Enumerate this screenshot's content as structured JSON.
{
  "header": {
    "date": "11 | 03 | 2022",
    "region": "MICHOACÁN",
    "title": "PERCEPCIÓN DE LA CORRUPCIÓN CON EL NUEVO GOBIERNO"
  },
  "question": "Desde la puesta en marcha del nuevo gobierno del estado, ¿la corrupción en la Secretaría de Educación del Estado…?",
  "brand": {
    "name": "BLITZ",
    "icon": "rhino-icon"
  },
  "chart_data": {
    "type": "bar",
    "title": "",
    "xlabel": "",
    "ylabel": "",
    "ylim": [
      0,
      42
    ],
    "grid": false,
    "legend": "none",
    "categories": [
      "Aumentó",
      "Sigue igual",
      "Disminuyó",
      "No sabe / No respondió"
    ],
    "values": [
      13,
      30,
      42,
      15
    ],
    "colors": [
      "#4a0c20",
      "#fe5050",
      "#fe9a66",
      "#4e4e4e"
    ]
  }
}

==

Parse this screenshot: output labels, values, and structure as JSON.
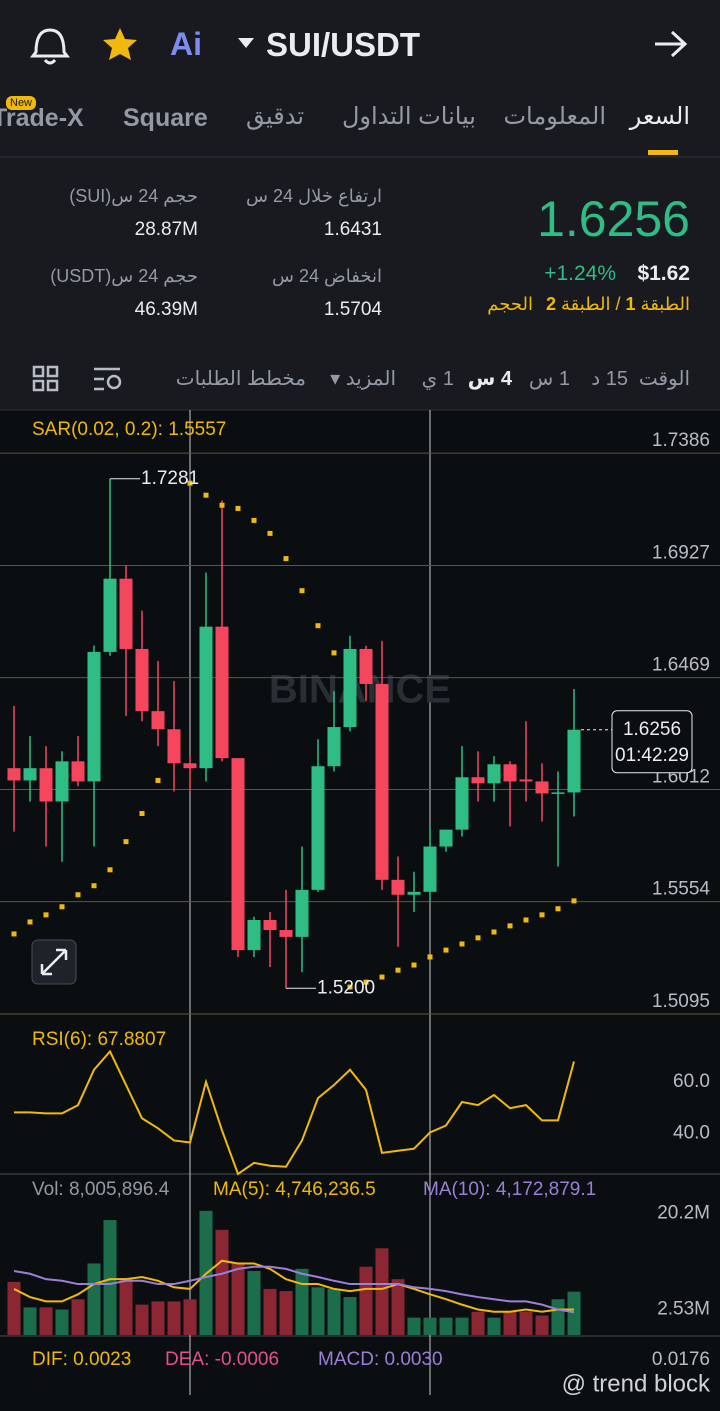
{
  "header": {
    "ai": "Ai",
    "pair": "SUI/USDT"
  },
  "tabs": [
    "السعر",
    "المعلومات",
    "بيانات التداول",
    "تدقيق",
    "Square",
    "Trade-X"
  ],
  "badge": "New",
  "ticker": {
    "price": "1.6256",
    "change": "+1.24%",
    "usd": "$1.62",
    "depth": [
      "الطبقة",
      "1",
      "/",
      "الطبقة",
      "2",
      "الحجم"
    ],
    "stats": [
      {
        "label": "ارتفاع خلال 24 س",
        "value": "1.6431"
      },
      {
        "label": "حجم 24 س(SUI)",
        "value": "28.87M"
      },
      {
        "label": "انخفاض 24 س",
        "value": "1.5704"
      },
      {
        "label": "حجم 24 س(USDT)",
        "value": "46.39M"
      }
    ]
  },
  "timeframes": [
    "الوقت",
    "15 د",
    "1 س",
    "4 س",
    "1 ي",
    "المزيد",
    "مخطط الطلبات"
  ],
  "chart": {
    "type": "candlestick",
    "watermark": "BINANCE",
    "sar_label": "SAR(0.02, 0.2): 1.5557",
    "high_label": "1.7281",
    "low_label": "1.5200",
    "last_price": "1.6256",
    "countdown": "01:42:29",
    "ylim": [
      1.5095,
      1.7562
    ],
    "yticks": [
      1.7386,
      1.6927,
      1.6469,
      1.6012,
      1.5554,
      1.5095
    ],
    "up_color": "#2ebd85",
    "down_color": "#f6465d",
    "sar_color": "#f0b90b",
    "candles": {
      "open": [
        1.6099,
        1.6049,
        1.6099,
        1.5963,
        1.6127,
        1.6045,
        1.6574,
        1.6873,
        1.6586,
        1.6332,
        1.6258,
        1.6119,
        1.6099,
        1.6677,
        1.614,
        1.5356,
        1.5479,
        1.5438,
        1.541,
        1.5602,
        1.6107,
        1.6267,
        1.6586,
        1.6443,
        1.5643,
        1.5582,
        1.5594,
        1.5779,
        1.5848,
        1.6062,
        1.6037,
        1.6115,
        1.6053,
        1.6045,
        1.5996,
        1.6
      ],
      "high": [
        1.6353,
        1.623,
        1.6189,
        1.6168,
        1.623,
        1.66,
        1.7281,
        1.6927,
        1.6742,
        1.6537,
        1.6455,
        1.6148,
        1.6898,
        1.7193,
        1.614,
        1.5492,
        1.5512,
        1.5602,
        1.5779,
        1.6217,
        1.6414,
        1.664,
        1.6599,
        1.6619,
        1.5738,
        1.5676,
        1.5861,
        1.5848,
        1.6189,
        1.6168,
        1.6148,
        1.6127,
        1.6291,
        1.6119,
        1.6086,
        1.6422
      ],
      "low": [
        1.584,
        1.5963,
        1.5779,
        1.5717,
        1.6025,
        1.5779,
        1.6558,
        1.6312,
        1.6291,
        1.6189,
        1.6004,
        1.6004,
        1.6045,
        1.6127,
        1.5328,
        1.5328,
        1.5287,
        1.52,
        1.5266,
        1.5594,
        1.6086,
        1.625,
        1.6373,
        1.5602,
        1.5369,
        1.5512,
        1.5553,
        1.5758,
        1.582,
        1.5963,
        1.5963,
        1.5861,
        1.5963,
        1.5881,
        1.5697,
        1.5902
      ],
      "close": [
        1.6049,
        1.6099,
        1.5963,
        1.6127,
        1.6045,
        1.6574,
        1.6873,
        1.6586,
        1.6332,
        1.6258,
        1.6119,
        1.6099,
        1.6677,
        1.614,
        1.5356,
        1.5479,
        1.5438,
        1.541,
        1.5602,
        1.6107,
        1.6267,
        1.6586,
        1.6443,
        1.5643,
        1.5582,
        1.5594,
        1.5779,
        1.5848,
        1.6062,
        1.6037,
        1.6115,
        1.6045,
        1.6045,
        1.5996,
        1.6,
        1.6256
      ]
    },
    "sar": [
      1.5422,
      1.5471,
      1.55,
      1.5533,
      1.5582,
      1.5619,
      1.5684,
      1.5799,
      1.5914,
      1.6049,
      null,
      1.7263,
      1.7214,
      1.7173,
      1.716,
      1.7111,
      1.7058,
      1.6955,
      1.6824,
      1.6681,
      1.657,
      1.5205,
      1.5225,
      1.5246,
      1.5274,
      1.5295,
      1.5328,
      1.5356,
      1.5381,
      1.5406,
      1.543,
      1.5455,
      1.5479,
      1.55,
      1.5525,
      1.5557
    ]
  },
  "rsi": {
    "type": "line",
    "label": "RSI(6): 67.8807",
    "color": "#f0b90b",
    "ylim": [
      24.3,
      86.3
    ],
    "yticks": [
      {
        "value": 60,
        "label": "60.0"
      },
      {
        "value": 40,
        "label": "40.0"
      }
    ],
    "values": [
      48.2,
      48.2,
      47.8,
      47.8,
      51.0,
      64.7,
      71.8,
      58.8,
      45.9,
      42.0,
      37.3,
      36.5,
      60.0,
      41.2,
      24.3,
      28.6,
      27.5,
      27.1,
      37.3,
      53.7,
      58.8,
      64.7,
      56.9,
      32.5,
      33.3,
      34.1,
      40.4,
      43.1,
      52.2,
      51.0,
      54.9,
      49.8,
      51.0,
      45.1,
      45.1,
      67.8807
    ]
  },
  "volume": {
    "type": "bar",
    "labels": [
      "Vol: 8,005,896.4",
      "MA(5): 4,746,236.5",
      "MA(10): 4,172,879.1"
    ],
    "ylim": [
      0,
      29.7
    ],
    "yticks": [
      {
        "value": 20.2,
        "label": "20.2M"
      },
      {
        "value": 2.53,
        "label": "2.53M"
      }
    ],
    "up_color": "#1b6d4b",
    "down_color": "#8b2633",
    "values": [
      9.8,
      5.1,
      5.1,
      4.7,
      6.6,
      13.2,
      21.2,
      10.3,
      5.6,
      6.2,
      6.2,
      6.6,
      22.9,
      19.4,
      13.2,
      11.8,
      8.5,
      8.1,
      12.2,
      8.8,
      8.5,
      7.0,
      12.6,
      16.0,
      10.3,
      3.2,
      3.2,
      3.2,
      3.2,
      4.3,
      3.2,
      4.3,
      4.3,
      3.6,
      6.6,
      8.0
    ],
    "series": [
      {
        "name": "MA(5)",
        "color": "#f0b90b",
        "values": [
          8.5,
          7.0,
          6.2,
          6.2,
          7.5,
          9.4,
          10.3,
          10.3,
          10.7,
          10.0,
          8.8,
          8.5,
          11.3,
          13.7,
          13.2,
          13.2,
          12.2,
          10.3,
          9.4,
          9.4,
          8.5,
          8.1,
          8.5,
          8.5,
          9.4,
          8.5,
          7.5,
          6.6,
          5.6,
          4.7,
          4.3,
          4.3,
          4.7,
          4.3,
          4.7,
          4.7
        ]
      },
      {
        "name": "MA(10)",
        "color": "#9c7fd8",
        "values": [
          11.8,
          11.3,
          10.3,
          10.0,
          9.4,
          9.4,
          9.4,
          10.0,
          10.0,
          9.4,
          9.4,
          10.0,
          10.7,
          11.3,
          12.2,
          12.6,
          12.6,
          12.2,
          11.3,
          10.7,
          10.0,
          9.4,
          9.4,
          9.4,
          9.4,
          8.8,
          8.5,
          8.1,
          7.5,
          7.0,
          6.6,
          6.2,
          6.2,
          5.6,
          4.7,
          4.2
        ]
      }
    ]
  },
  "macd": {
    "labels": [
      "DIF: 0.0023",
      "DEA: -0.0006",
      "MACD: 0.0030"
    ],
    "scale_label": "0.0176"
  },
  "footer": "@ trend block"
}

==

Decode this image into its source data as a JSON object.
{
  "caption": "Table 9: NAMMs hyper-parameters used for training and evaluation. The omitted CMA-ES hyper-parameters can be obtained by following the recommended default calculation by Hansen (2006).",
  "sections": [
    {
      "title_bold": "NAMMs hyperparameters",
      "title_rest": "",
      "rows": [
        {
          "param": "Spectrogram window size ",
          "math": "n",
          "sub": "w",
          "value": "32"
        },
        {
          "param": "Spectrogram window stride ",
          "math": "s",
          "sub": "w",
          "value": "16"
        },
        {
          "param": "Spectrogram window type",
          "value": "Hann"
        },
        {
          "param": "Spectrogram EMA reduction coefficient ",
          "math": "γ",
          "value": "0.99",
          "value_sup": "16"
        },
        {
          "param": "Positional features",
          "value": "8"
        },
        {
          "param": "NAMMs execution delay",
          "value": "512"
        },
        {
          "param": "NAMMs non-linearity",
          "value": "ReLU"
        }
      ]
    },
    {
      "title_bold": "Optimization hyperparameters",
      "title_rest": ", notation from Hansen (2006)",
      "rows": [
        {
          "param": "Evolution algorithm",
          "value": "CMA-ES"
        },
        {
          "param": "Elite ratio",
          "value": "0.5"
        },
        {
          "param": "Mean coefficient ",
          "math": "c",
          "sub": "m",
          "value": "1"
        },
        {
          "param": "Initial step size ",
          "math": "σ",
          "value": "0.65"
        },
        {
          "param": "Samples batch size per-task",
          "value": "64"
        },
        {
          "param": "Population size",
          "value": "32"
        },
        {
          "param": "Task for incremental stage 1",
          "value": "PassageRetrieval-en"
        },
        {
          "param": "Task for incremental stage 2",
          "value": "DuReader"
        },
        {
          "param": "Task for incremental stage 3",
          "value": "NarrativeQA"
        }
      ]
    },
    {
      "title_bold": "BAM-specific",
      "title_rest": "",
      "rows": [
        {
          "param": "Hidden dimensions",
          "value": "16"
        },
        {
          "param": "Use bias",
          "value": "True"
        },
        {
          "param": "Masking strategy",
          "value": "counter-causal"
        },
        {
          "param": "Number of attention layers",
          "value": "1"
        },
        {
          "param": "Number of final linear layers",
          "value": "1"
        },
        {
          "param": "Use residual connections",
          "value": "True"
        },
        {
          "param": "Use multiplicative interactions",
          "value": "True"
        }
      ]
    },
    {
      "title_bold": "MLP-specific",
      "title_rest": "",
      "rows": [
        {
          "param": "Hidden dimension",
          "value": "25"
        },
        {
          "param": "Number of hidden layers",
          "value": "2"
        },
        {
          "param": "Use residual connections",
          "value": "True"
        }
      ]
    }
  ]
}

What the task requires:
Return every line in the listing that contains the word "coefficient".

Result below:
          "param": "Spectrogram EMA reduction coefficient ",
          "param": "Mean coefficient ",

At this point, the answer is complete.